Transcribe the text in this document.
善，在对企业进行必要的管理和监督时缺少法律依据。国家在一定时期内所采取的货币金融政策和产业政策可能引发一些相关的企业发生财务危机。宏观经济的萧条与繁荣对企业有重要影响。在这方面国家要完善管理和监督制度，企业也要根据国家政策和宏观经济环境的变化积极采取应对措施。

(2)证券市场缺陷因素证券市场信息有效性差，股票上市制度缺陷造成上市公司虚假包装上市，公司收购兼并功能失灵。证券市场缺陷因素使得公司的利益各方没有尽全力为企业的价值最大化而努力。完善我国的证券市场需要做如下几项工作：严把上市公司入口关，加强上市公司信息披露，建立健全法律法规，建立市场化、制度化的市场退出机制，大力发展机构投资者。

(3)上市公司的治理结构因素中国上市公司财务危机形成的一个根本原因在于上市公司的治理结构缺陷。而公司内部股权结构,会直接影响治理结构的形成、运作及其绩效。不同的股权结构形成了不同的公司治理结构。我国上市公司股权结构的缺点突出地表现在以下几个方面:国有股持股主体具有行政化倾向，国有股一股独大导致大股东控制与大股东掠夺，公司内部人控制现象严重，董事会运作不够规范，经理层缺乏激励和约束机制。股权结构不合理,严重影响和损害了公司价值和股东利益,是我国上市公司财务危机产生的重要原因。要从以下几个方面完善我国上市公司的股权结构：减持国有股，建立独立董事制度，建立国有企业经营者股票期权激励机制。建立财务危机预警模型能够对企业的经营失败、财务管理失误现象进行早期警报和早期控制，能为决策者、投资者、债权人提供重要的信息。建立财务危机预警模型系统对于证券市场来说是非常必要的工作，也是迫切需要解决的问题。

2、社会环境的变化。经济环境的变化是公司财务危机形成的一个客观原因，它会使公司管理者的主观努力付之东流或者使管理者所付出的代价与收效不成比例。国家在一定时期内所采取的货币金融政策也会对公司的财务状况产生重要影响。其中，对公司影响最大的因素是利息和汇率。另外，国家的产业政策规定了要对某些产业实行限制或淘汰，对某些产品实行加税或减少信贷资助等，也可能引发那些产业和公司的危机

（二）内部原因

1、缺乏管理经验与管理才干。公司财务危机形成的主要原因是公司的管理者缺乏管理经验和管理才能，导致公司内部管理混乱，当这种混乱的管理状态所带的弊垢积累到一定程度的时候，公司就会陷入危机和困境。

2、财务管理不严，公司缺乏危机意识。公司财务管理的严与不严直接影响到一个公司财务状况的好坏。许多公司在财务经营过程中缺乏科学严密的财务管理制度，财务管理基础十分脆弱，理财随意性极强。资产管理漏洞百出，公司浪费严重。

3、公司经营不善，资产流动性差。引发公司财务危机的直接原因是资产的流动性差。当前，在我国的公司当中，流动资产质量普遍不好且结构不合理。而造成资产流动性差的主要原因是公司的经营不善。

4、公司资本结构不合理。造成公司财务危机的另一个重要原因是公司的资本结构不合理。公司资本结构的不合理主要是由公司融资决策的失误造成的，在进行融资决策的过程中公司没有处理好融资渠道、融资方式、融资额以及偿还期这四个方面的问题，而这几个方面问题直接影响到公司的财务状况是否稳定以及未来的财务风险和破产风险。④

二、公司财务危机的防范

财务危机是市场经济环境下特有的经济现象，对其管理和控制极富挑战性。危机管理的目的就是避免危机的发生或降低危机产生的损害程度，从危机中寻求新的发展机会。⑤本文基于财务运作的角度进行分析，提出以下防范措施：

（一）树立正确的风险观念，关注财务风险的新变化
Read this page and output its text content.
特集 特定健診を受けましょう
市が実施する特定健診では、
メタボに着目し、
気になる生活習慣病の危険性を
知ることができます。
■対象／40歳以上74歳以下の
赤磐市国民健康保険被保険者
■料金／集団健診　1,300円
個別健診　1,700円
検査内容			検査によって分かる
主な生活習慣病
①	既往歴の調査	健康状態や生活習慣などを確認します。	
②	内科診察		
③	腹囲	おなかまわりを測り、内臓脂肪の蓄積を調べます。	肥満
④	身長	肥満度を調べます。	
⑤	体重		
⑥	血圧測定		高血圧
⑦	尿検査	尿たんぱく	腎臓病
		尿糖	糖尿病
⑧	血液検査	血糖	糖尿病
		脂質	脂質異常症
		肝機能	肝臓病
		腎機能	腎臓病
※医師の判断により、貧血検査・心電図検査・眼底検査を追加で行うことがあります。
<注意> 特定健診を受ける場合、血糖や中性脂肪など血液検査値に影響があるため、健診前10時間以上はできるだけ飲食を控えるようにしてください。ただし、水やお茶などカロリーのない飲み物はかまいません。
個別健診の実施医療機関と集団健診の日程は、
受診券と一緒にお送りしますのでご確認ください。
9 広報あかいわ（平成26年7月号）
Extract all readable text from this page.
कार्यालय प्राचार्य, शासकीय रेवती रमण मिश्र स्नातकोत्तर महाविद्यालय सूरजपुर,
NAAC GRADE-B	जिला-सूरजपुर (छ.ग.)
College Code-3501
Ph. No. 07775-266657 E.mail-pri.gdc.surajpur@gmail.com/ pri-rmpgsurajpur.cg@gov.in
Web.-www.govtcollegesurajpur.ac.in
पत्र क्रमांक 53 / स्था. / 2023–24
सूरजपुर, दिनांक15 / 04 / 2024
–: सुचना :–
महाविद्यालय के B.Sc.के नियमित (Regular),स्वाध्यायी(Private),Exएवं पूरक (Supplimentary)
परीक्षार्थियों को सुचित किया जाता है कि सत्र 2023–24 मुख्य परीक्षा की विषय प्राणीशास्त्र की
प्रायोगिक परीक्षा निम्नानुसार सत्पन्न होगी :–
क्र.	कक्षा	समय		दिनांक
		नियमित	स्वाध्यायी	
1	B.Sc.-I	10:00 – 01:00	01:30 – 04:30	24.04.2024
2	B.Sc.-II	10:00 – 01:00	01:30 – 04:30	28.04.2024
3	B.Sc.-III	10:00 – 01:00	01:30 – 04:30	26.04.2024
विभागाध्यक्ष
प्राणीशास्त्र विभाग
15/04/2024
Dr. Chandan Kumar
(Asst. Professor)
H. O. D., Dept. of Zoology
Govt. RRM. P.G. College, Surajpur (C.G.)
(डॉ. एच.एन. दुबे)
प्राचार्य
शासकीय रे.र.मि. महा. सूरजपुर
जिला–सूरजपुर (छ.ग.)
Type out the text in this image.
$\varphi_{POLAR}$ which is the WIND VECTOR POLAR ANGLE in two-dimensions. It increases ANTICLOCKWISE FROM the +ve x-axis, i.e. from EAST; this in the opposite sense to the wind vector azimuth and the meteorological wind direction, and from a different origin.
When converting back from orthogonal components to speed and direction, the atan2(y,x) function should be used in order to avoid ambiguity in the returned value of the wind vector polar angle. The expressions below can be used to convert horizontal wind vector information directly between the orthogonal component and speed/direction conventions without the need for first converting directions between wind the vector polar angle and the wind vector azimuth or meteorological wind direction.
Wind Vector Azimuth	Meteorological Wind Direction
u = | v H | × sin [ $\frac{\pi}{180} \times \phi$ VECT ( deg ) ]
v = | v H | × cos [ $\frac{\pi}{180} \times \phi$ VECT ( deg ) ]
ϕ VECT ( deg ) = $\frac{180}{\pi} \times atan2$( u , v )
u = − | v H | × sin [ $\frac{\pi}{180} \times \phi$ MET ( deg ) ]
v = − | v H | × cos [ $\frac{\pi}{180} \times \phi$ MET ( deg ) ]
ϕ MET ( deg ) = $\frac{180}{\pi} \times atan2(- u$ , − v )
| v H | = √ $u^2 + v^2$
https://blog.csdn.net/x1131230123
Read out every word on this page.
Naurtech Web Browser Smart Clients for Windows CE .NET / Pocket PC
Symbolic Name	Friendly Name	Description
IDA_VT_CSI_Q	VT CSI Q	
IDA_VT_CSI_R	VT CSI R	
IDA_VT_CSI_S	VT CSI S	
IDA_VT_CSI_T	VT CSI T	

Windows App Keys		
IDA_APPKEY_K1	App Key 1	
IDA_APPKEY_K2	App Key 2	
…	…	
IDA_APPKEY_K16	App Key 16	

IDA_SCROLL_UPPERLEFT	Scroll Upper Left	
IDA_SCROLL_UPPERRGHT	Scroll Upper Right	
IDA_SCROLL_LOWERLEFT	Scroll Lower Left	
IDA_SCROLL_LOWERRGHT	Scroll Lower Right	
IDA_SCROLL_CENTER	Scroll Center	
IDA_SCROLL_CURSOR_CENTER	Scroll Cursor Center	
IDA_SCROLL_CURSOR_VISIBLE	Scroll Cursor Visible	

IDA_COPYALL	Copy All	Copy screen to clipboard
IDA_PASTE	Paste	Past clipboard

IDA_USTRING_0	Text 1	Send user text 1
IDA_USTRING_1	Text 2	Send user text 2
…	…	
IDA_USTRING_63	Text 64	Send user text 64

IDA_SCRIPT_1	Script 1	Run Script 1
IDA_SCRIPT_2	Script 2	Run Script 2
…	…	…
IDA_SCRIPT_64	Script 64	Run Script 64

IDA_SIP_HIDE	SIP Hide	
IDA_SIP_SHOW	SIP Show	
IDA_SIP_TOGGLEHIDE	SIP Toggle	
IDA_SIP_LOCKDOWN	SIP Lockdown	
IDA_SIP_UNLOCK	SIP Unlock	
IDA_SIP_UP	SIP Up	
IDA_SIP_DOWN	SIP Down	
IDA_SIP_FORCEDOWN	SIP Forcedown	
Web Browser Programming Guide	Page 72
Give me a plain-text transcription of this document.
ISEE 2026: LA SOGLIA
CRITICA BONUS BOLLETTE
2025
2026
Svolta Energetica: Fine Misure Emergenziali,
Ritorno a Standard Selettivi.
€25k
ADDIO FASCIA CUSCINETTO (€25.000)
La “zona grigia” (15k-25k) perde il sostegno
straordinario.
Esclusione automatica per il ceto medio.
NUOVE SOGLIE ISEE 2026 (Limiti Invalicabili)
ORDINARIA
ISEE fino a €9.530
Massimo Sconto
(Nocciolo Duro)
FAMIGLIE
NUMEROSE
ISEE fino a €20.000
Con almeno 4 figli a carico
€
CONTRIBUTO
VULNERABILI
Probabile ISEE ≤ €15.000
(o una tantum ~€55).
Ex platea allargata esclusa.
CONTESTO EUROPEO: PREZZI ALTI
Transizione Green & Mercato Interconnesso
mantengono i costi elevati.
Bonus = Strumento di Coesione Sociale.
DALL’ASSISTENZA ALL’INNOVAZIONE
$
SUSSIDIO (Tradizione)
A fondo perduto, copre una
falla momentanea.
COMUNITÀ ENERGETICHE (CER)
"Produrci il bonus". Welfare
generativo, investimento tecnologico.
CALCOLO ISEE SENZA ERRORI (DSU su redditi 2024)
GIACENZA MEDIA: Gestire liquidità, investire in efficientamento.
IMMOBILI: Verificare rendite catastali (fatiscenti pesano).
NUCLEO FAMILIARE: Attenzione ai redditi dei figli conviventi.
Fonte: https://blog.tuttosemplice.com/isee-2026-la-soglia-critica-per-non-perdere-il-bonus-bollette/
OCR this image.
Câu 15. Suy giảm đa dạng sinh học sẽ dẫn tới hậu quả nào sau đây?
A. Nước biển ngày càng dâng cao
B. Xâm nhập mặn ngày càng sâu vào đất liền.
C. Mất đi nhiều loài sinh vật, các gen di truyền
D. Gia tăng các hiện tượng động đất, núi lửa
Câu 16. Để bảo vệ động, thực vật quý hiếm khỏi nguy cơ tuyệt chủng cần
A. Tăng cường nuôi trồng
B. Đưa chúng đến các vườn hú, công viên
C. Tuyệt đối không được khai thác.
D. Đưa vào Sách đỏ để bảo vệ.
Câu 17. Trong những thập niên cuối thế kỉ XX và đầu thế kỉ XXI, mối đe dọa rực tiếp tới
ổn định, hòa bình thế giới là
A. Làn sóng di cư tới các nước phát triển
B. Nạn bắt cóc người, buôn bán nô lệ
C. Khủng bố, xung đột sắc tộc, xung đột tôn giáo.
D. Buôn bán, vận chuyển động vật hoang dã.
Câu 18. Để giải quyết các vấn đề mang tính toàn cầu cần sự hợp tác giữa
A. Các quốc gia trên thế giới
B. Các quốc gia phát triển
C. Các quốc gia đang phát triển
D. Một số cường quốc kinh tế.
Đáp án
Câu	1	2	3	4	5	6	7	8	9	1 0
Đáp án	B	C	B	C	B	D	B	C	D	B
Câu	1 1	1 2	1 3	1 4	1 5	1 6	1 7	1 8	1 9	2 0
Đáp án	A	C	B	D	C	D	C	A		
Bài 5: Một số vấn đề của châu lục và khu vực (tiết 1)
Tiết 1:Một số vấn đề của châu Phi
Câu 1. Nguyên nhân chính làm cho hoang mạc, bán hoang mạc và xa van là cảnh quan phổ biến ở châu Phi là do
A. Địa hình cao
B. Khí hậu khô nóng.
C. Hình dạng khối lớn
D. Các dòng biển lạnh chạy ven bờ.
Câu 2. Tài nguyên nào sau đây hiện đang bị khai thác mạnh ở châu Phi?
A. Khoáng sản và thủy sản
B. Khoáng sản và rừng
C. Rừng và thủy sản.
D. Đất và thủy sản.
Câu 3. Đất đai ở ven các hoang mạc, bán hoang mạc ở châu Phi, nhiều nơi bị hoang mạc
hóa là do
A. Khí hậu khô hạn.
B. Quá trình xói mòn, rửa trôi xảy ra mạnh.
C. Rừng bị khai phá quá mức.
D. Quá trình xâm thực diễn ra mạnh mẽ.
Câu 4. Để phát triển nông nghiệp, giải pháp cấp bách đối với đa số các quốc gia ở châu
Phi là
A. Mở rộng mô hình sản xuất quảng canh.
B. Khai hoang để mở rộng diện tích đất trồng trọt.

Written exercise
Extract every line of the records above that contains the word "giới".

Answer for the task
ổn định, hòa bình thế giới là
A. Các quốc gia trên thế giới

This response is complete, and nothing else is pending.